# REQUIREMENT:
Search the records for the word "jobs" and report each line that has it.

# EXERCISE INPUTS:

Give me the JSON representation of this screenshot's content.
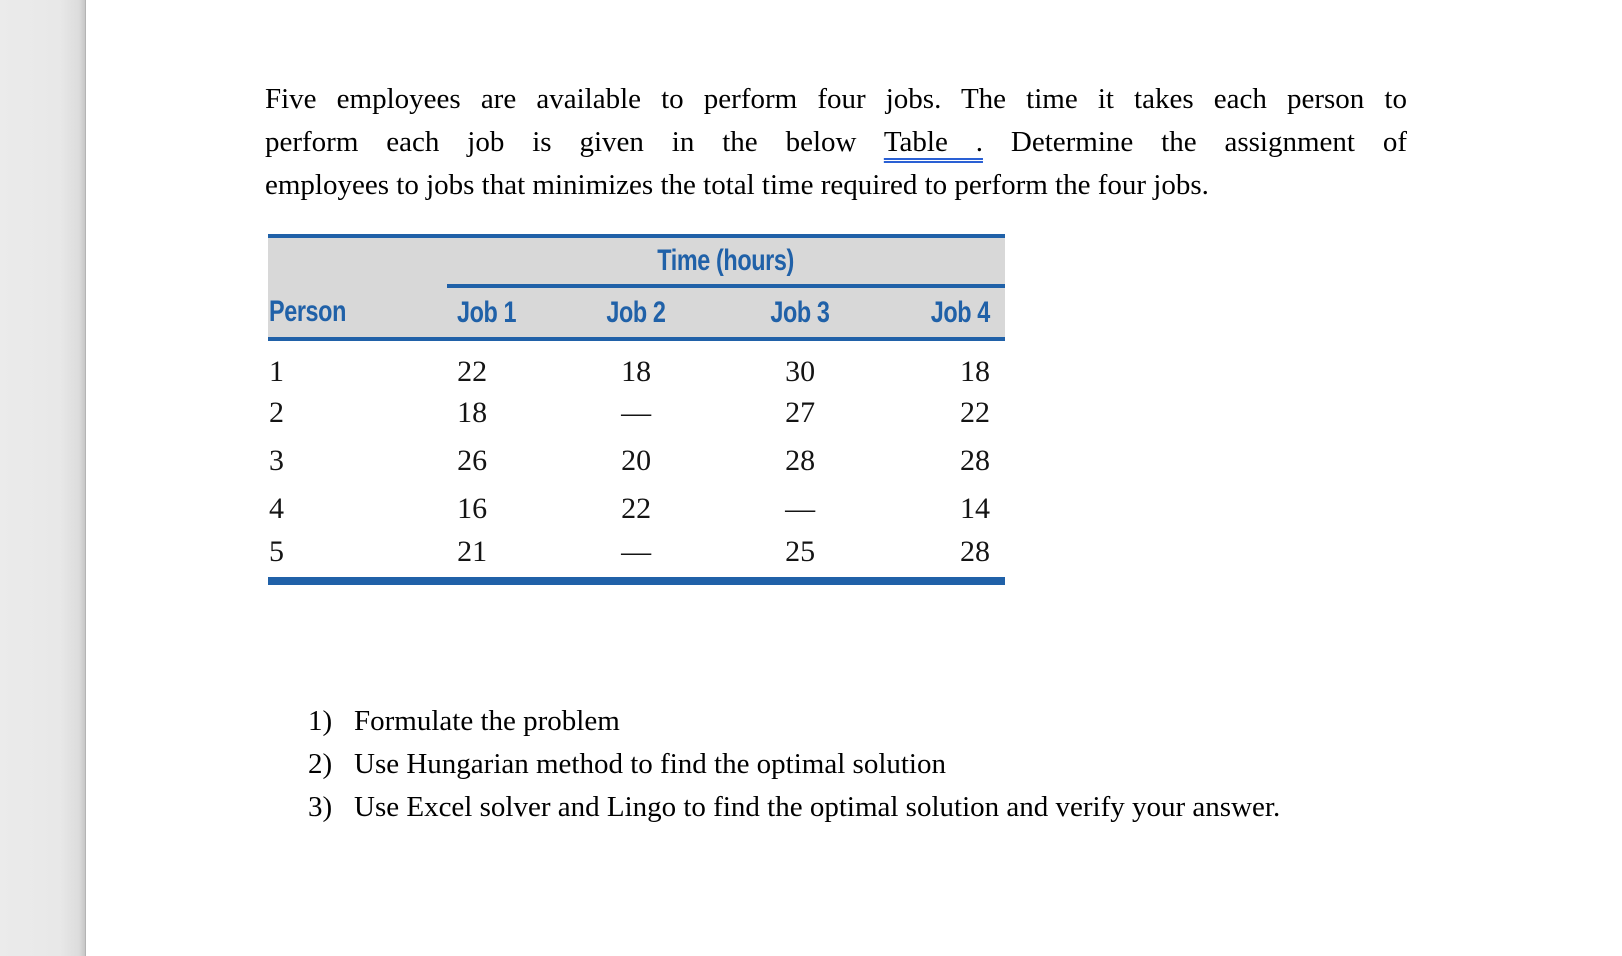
{
  "theme": {
    "accent_blue": "#2061a8",
    "link_blue": "#2a60d4",
    "header_bg": "#d8d8d8",
    "gutter_bg": "#e9e9e9",
    "text_color": "#111111"
  },
  "intro": {
    "line1": "Five employees are available to perform four jobs. The time it takes each person to",
    "line2_before_link": "perform each job is given in the below",
    "link_text": "Table .",
    "line2_after_link": "Determine the assignment of",
    "line3": "employees to jobs that minimizes the total time required to perform the four jobs."
  },
  "table": {
    "title": "Time (hours)",
    "col_person": "Person",
    "headers": [
      "Job 1",
      "Job 2",
      "Job 3",
      "Job 4"
    ],
    "rows": [
      {
        "person": "1",
        "job1": "22",
        "job2": "18",
        "job3": "30",
        "job4": "18"
      },
      {
        "person": "2",
        "job1": "18",
        "job2": "—",
        "job3": "27",
        "job4": "22"
      },
      {
        "person": "3",
        "job1": "26",
        "job2": "20",
        "job3": "28",
        "job4": "28"
      },
      {
        "person": "4",
        "job1": "16",
        "job2": "22",
        "job3": "—",
        "job4": "14"
      },
      {
        "person": "5",
        "job1": "21",
        "job2": "—",
        "job3": "25",
        "job4": "28"
      }
    ]
  },
  "tasks": {
    "items": [
      {
        "num": "1)",
        "text": "Formulate the problem"
      },
      {
        "num": "2)",
        "text": "Use Hungarian method to find the optimal solution"
      },
      {
        "num": "3)",
        "text": "Use Excel solver and Lingo to find the optimal solution and verify your answer."
      }
    ]
  }
}
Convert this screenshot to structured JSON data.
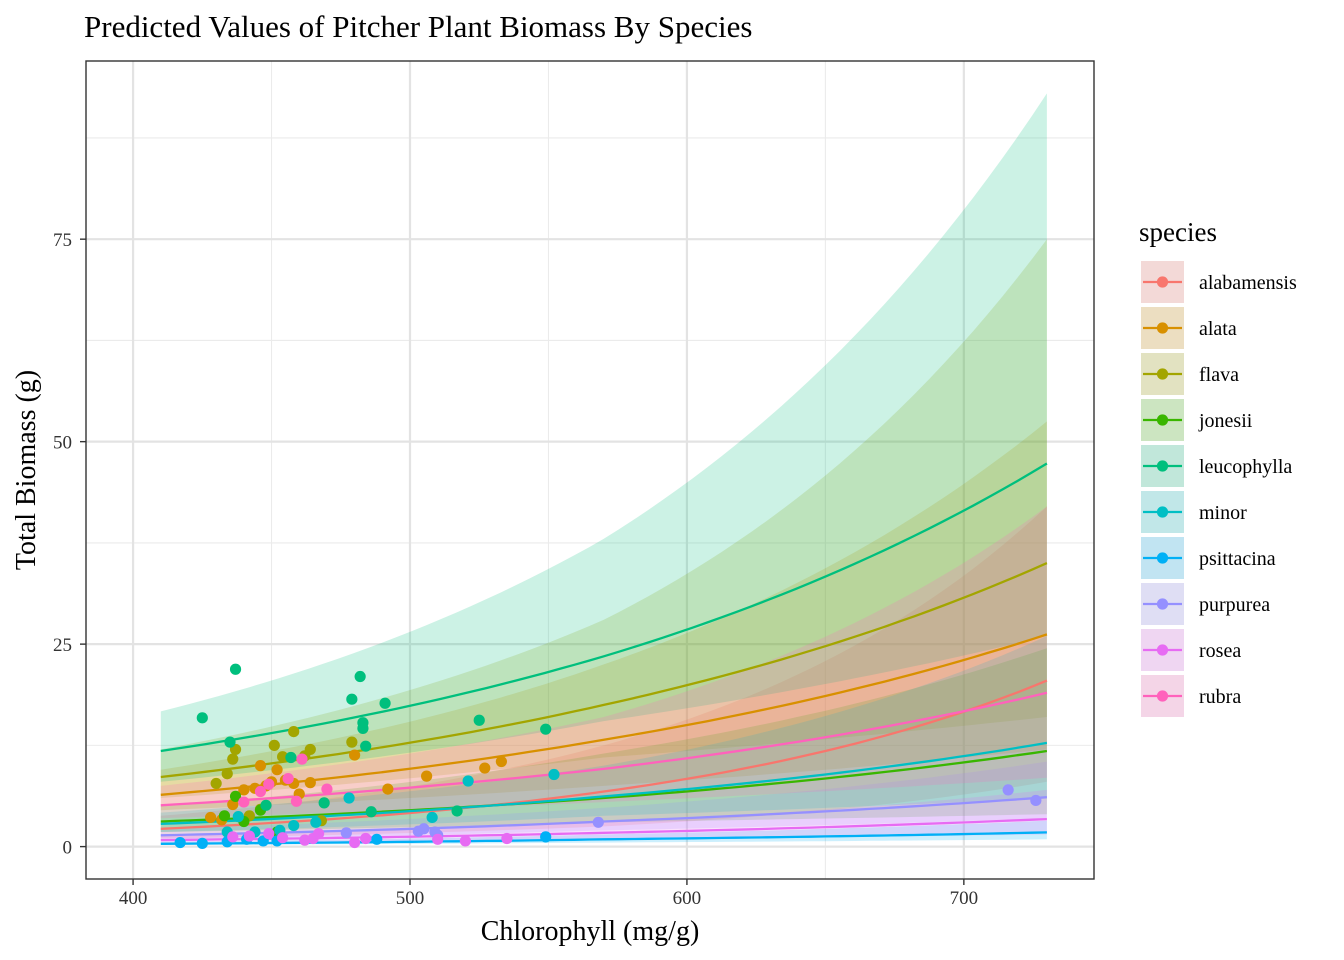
{
  "chart_data": {
    "type": "line",
    "title": "Predicted Values of Pitcher Plant Biomass By Species",
    "xlabel": "Chlorophyll (mg/g)",
    "ylabel": "Total Biomass (g)",
    "xlim": [
      383,
      747
    ],
    "ylim": [
      -4,
      97
    ],
    "x_ticks": [
      400,
      500,
      600,
      700
    ],
    "y_ticks": [
      0,
      25,
      50,
      75
    ],
    "x_minor_ticks": [
      450,
      550,
      650
    ],
    "y_minor_ticks": [
      12.5,
      37.5,
      62.5,
      87.5
    ],
    "grid": true,
    "legend": {
      "title": "species",
      "position": "right"
    },
    "band_opacity": 0.2,
    "series": [
      {
        "name": "alabamensis",
        "color": "#F8766D",
        "line_x": [
          410,
          570,
          730
        ],
        "line_y": [
          2.2,
          6.8,
          20.5
        ],
        "band_lower": [
          1.0,
          2.5,
          8.0
        ],
        "band_upper": [
          3.8,
          12.5,
          42.0
        ],
        "points": []
      },
      {
        "name": "alata",
        "color": "#D89000",
        "line_x": [
          410,
          570,
          730
        ],
        "line_y": [
          6.4,
          13.2,
          26.2
        ],
        "band_lower": [
          4.5,
          7.5,
          12.0
        ],
        "band_upper": [
          9.5,
          22.5,
          52.5
        ],
        "points": [
          [
            428,
            3.6
          ],
          [
            432,
            3.3
          ],
          [
            436,
            5.2
          ],
          [
            440,
            7.0
          ],
          [
            444,
            7.2
          ],
          [
            446,
            10.0
          ],
          [
            448,
            7.5
          ],
          [
            450,
            8.0
          ],
          [
            452,
            9.5
          ],
          [
            455,
            8.2
          ],
          [
            458,
            7.8
          ],
          [
            460,
            6.5
          ],
          [
            464,
            7.9
          ],
          [
            480,
            11.3
          ],
          [
            492,
            7.1
          ],
          [
            506,
            8.7
          ],
          [
            527,
            9.7
          ],
          [
            533,
            10.5
          ]
        ]
      },
      {
        "name": "flava",
        "color": "#A3A500",
        "line_x": [
          410,
          570,
          730
        ],
        "line_y": [
          8.6,
          17.5,
          35.0
        ],
        "band_lower": [
          6.0,
          11.0,
          16.0
        ],
        "band_upper": [
          12.0,
          28.0,
          75.0
        ],
        "points": [
          [
            430,
            7.8
          ],
          [
            434,
            9.0
          ],
          [
            436,
            10.8
          ],
          [
            437,
            12.0
          ],
          [
            442,
            3.8
          ],
          [
            446,
            4.6
          ],
          [
            451,
            12.5
          ],
          [
            454,
            11.1
          ],
          [
            458,
            14.2
          ],
          [
            462,
            11.2
          ],
          [
            464,
            12.0
          ],
          [
            468,
            3.2
          ],
          [
            479,
            12.9
          ]
        ]
      },
      {
        "name": "jonesii",
        "color": "#39B600",
        "line_x": [
          410,
          570,
          730
        ],
        "line_y": [
          3.1,
          6.0,
          11.8
        ],
        "band_lower": [
          1.8,
          3.0,
          4.0
        ],
        "band_upper": [
          5.0,
          11.5,
          24.5
        ],
        "points": [
          [
            433,
            3.8
          ],
          [
            437,
            6.2
          ],
          [
            440,
            3.1
          ],
          [
            446,
            4.5
          ],
          [
            452,
            1.8
          ]
        ]
      },
      {
        "name": "leucophylla",
        "color": "#00BF7D",
        "line_x": [
          410,
          570,
          730
        ],
        "line_y": [
          11.8,
          23.5,
          47.3
        ],
        "band_lower": [
          8.0,
          15.5,
          26.0
        ],
        "band_upper": [
          16.7,
          38.0,
          93.0
        ],
        "points": [
          [
            425,
            15.9
          ],
          [
            435,
            12.9
          ],
          [
            437,
            21.9
          ],
          [
            448,
            5.1
          ],
          [
            457,
            11.0
          ],
          [
            469,
            5.4
          ],
          [
            479,
            18.2
          ],
          [
            482,
            21.0
          ],
          [
            483,
            15.3
          ],
          [
            483,
            14.6
          ],
          [
            484,
            12.4
          ],
          [
            486,
            4.3
          ],
          [
            491,
            17.7
          ],
          [
            517,
            4.4
          ],
          [
            525,
            15.6
          ],
          [
            549,
            14.5
          ]
        ]
      },
      {
        "name": "minor",
        "color": "#00BFC4",
        "line_x": [
          410,
          570,
          730
        ],
        "line_y": [
          2.8,
          6.2,
          12.8
        ],
        "band_lower": [
          1.8,
          3.8,
          6.0
        ],
        "band_upper": [
          4.2,
          10.0,
          26.0
        ],
        "points": [
          [
            434,
            1.8
          ],
          [
            438,
            3.7
          ],
          [
            444,
            1.8
          ],
          [
            453,
            2.0
          ],
          [
            458,
            2.6
          ],
          [
            466,
            3.0
          ],
          [
            478,
            6.0
          ],
          [
            508,
            3.6
          ],
          [
            521,
            8.1
          ],
          [
            552,
            8.9
          ]
        ]
      },
      {
        "name": "psittacina",
        "color": "#00B0F6",
        "line_x": [
          410,
          570,
          730
        ],
        "line_y": [
          0.35,
          0.9,
          1.75
        ],
        "band_lower": [
          0.2,
          0.5,
          0.9
        ],
        "band_upper": [
          0.6,
          1.5,
          3.2
        ],
        "points": [
          [
            417,
            0.5
          ],
          [
            425,
            0.4
          ],
          [
            434,
            0.6
          ],
          [
            441,
            0.9
          ],
          [
            447,
            0.7
          ],
          [
            452,
            0.7
          ],
          [
            488,
            0.9
          ],
          [
            549,
            1.2
          ]
        ]
      },
      {
        "name": "purpurea",
        "color": "#9590FF",
        "line_x": [
          410,
          570,
          730
        ],
        "line_y": [
          1.4,
          3.1,
          6.1
        ],
        "band_lower": [
          0.9,
          2.0,
          3.5
        ],
        "band_upper": [
          2.2,
          4.8,
          10.5
        ],
        "points": [
          [
            477,
            1.7
          ],
          [
            503,
            1.9
          ],
          [
            505,
            2.2
          ],
          [
            509,
            1.8
          ],
          [
            510,
            1.4
          ],
          [
            568,
            3.0
          ],
          [
            716,
            7.0
          ],
          [
            726,
            5.7
          ]
        ]
      },
      {
        "name": "rosea",
        "color": "#E76BF3",
        "line_x": [
          410,
          570,
          730
        ],
        "line_y": [
          0.8,
          1.7,
          3.4
        ],
        "band_lower": [
          0.4,
          0.9,
          1.5
        ],
        "band_upper": [
          1.4,
          3.0,
          7.0
        ],
        "points": [
          [
            436,
            1.2
          ],
          [
            442,
            1.3
          ],
          [
            449,
            1.6
          ],
          [
            454,
            1.1
          ],
          [
            462,
            0.8
          ],
          [
            465,
            1.0
          ],
          [
            467,
            1.6
          ],
          [
            480,
            0.5
          ],
          [
            484,
            1.0
          ],
          [
            510,
            0.9
          ],
          [
            520,
            0.7
          ],
          [
            535,
            1.0
          ]
        ]
      },
      {
        "name": "rubra",
        "color": "#FF62BC",
        "line_x": [
          410,
          570,
          730
        ],
        "line_y": [
          5.1,
          9.6,
          19.0
        ],
        "band_lower": [
          3.5,
          5.5,
          8.5
        ],
        "band_upper": [
          7.5,
          16.0,
          42.0
        ],
        "points": [
          [
            440,
            5.5
          ],
          [
            446,
            6.8
          ],
          [
            449,
            7.7
          ],
          [
            456,
            8.4
          ],
          [
            459,
            5.6
          ],
          [
            461,
            10.8
          ],
          [
            470,
            7.1
          ]
        ]
      }
    ]
  }
}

# RIGHT ANSWER:
    "line1": "Five employees are available to perform four jobs. The time it takes each person to",
    "line3": "employees to jobs that minimizes the total time required to perform the four jobs."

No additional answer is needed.